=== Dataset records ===
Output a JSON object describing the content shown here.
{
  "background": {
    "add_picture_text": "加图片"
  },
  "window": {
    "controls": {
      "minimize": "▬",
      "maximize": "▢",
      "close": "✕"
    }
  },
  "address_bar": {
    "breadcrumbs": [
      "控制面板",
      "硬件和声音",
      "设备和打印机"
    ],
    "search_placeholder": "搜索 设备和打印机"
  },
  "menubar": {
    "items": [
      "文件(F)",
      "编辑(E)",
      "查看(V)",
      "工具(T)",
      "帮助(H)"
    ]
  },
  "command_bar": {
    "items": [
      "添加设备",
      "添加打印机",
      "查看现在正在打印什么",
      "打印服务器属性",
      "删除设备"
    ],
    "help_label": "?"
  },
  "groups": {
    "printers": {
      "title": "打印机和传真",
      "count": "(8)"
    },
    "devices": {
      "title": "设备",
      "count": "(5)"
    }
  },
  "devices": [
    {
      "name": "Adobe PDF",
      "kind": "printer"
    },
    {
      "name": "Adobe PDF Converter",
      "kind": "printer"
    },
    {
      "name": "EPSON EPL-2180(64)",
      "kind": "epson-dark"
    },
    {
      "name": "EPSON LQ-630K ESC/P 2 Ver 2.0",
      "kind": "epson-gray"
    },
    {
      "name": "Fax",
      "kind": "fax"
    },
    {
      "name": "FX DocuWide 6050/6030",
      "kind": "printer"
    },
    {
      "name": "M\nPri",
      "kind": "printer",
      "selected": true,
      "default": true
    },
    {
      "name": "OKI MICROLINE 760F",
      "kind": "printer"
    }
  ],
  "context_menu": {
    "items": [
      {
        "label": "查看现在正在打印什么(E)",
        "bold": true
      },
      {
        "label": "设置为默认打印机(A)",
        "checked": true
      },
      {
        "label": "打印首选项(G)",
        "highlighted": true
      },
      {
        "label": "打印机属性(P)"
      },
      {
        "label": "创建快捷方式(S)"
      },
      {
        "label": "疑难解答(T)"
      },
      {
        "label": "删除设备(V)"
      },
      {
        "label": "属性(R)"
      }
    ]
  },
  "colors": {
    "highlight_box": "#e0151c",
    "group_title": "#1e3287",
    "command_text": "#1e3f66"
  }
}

=== Exercise description ===
Exact output of every entry is required.

=== Written response ===
Output a JSON object describing the content shown here.
{
  "background": {
    "add_picture_text": "加图片"
  },
  "window": {
    "controls": {
      "minimize": "▬",
      "maximize": "▢",
      "close": "✕"
    }
  },
  "address_bar": {
    "breadcrumbs": [
      "控制面板",
      "硬件和声音",
      "设备和打印机"
    ],
    "search_placeholder": "搜索 设备和打印机"
  },
  "menubar": {
    "items": [
      "文件(F)",
      "编辑(E)",
      "查看(V)",
      "工具(T)",
      "帮助(H)"
    ]
  },
  "command_bar": {
    "items": [
      "添加设备",
      "添加打印机",
      "查看现在正在打印什么",
      "打印服务器属性",
      "删除设备"
    ],
    "help_label": "?"
  },
  "groups": {
    "printers": {
      "title": "打印机和传真",
      "count": "(8)"
    },
    "devices": {
      "title": "设备",
      "count": "(5)"
    }
  },
  "devices": [
    {
      "name": "Adobe PDF",
      "kind": "printer"
    },
    {
      "name": "Adobe PDF Converter",
      "kind": "printer"
    },
    {
      "name": "EPSON EPL-2180(64)",
      "kind": "epson-dark"
    },
    {
      "name": "EPSON LQ-630K ESC/P 2 Ver 2.0",
      "kind": "epson-gray"
    },
    {
      "name": "Fax",
      "kind": "fax"
    },
    {
      "name": "FX DocuWide 6050/6030",
      "kind": "printer"
    },
    {
      "name": "M\nPri",
      "kind": "printer",
      "selected": true,
      "default": true
    },
    {
      "name": "OKI MICROLINE 760F",
      "kind": "printer"
    }
  ],
  "context_menu": {
    "items": [
      {
        "label": "查看现在正在打印什么(E)",
        "bold": true
      },
      {
        "label": "设置为默认打印机(A)",
        "checked": true
      },
      {
        "label": "打印首选项(G)",
        "highlighted": true
      },
      {
        "label": "打印机属性(P)"
      },
      {
        "label": "创建快捷方式(S)"
      },
      {
        "label": "疑难解答(T)"
      },
      {
        "label": "删除设备(V)"
      },
      {
        "label": "属性(R)"
      }
    ]
  },
  "colors": {
    "highlight_box": "#e0151c",
    "group_title": "#1e3287",
    "command_text": "#1e3f66"
  }
}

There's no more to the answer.